Work instructions: From the records, pick out and copy each line containing "appliance".

Material for this exercise:
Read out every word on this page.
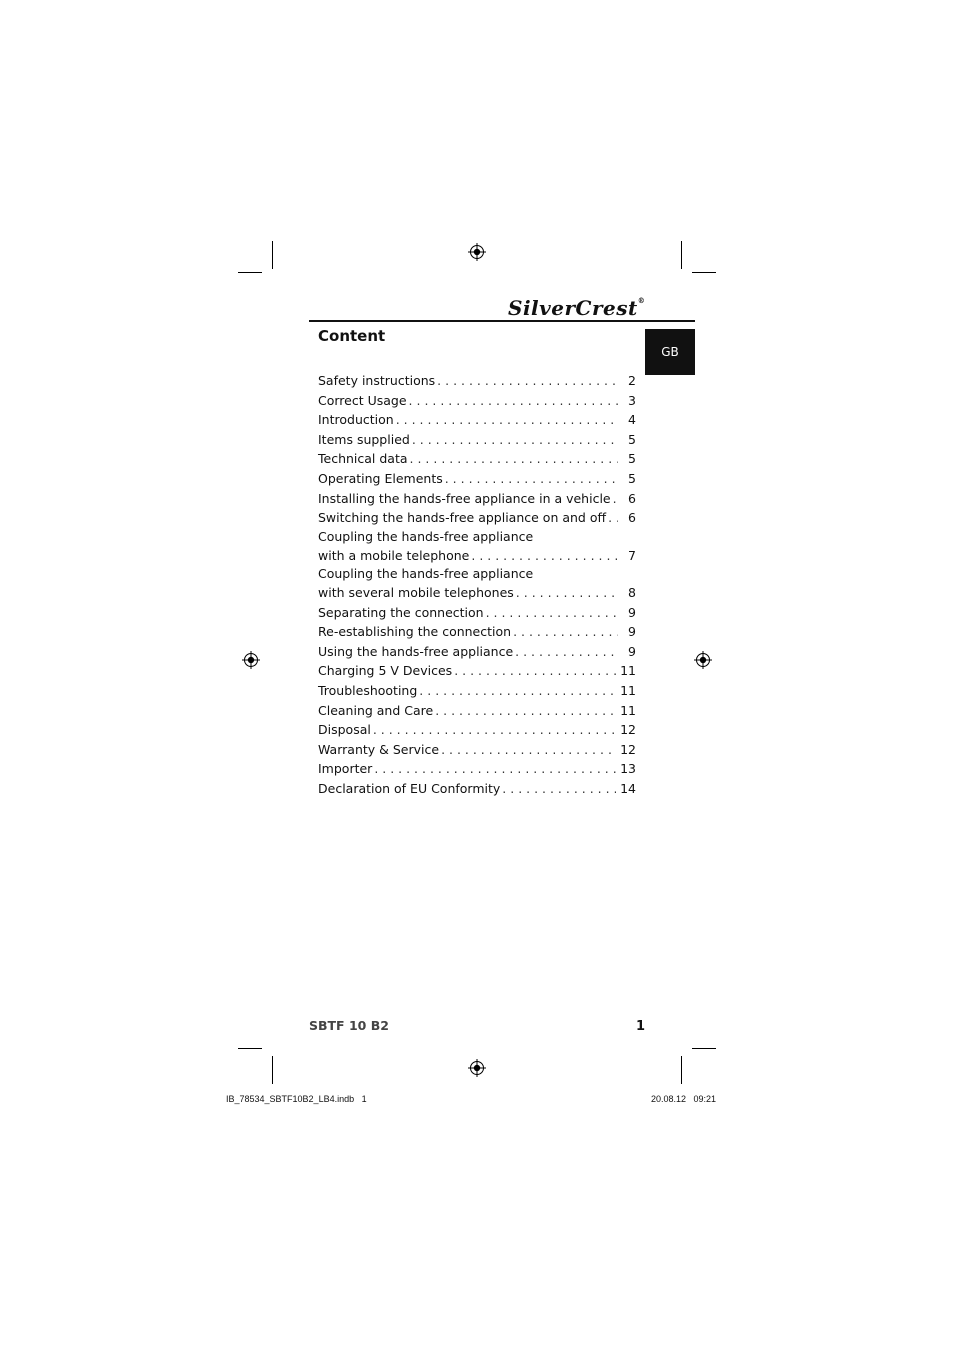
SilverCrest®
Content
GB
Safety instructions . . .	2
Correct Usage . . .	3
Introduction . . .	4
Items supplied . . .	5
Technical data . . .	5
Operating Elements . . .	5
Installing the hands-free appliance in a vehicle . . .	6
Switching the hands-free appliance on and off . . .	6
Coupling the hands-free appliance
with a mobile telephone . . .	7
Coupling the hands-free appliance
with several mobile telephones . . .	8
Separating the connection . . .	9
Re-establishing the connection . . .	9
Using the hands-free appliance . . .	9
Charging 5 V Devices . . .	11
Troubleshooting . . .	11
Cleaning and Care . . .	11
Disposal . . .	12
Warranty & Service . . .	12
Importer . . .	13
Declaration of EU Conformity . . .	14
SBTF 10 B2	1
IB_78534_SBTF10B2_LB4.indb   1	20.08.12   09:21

...

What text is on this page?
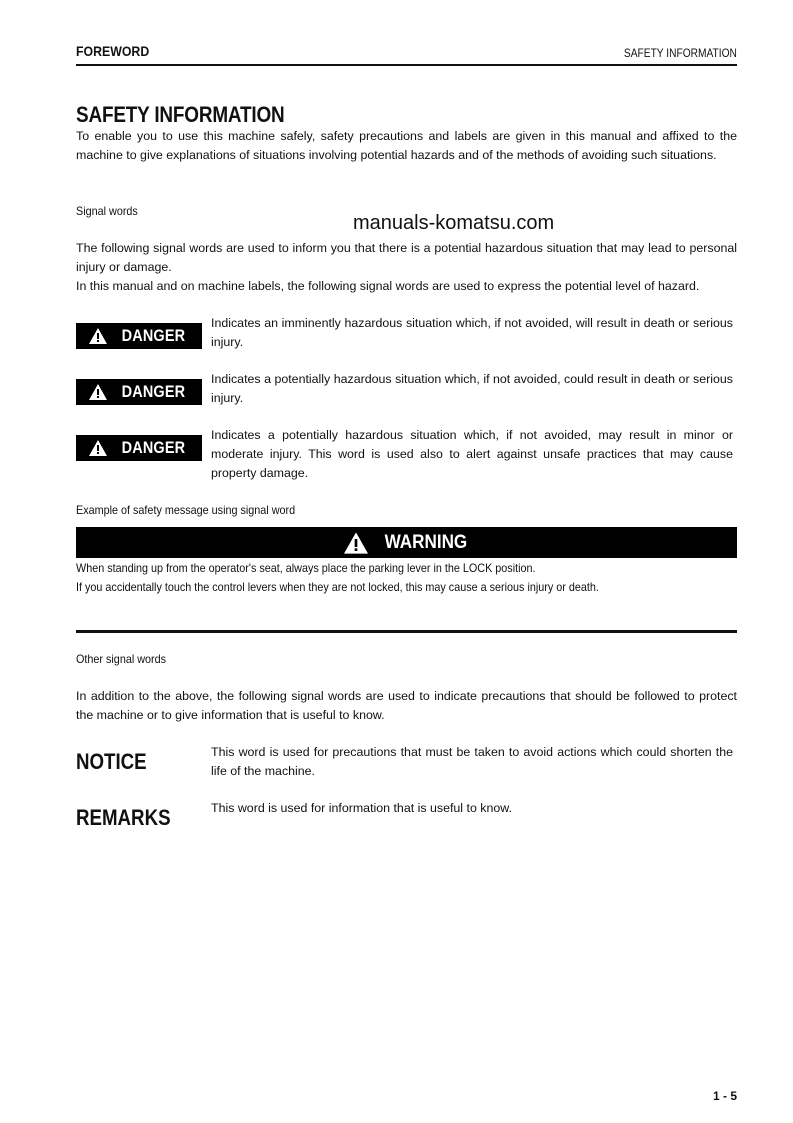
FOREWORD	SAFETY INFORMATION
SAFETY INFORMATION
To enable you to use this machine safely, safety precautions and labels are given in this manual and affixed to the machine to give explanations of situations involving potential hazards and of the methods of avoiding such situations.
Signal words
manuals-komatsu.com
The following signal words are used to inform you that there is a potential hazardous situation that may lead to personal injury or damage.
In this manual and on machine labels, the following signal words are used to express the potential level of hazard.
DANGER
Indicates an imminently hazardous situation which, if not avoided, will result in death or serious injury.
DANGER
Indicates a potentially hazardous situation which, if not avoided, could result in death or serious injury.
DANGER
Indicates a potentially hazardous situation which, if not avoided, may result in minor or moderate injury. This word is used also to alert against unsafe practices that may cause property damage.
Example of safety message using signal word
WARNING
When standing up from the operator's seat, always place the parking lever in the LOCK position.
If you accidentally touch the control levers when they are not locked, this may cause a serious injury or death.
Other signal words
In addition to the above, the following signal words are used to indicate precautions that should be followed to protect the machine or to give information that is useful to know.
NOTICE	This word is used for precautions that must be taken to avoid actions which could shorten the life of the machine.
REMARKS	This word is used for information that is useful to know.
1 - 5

==

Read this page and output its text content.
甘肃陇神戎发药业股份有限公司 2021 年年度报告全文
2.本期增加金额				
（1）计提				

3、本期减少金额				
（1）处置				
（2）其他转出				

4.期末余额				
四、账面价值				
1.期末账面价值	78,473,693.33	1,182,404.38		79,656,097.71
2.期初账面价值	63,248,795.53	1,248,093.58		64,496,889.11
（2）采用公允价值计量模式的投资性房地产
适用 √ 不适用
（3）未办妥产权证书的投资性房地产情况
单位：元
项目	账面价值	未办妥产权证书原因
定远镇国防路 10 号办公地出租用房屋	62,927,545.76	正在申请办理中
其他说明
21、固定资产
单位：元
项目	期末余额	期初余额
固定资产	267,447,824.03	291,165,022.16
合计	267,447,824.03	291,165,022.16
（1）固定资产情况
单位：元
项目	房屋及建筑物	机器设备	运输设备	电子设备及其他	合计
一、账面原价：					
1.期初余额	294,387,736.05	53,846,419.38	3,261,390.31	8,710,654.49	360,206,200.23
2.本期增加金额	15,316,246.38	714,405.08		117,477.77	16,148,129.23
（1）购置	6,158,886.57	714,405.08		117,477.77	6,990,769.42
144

Solution for this task:
Installing the hands-free appliance in a vehicle . . .	6
Switching the hands-free appliance on and off . . .	6
Coupling the hands-free appliance
Coupling the hands-free appliance
Using the hands-free appliance . . .	9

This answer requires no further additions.